(Rows from a dataset)
## START

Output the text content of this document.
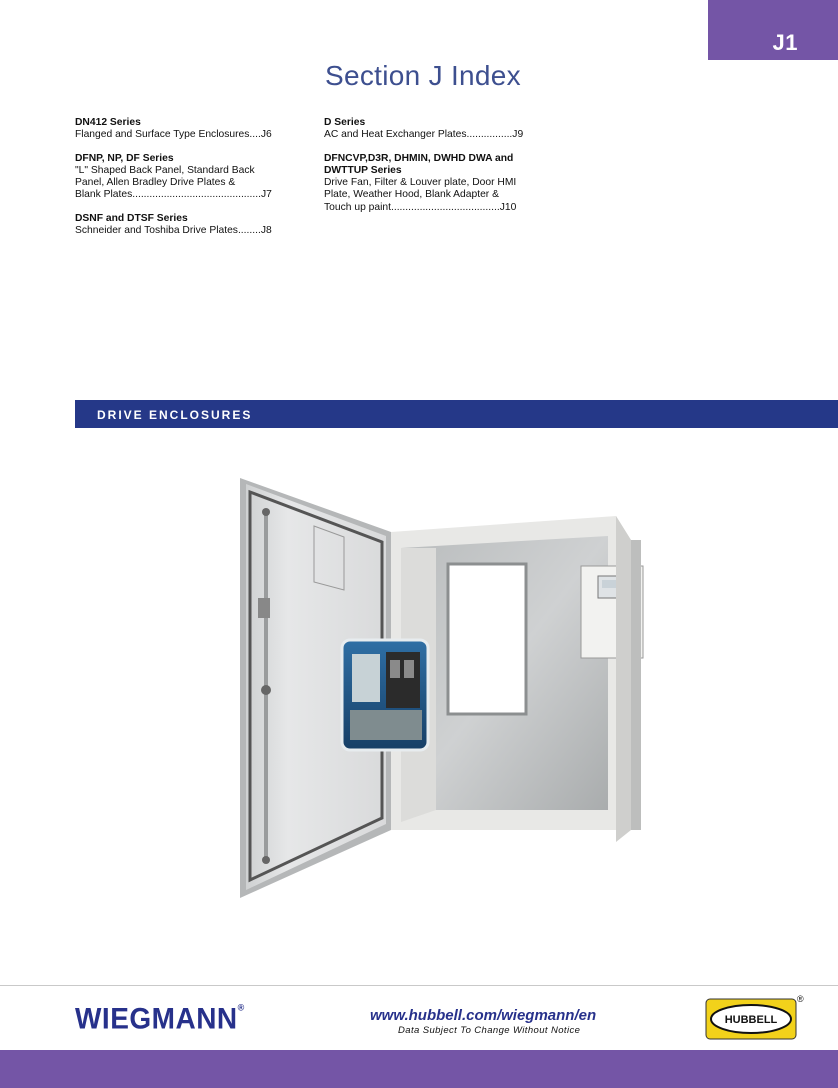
J1
Section J Index
DN412 Series
Flanged and Surface Type Enclosures....J6
DFNP, NP, DF Series
"L" Shaped Back Panel, Standard Back
Panel, Allen Bradley Drive Plates &
Blank Plates.............................................J7
DSNF and DTSF Series
Schneider and Toshiba Drive Plates........J8
D Series
AC and Heat Exchanger Plates................J9
DFNCVP,D3R, DHMIN, DWHD DWA and
DWTTUP Series
Drive Fan, Filter & Louver plate, Door HMI
Plate, Weather Hood, Blank Adapter &
Touch up paint......................................J10
DRIVE ENCLOSURES
WIEGMANN®	www.hubbell.com/wiegmann/en
Data Subject To Change Without Notice
HUBBELL
®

## END

▶ _To do_: In the copy, include no pictures; restate the listing above exactly.

▶ _Task result_:
Output the text content of this document.
J1
Section J Index
DN412 Series
Flanged and Surface Type Enclosures....J6
DFNP, NP, DF Series
"L" Shaped Back Panel, Standard Back
Panel, Allen Bradley Drive Plates &
Blank Plates.............................................J7
DSNF and DTSF Series
Schneider and Toshiba Drive Plates........J8
D Series
AC and Heat Exchanger Plates................J9
DFNCVP,D3R, DHMIN, DWHD DWA and
DWTTUP Series
Drive Fan, Filter & Louver plate, Door HMI
Plate, Weather Hood, Blank Adapter &
Touch up paint......................................J10
DRIVE ENCLOSURES
WIEGMANN®	www.hubbell.com/wiegmann/en
Data Subject To Change Without Notice
HUBBELL
®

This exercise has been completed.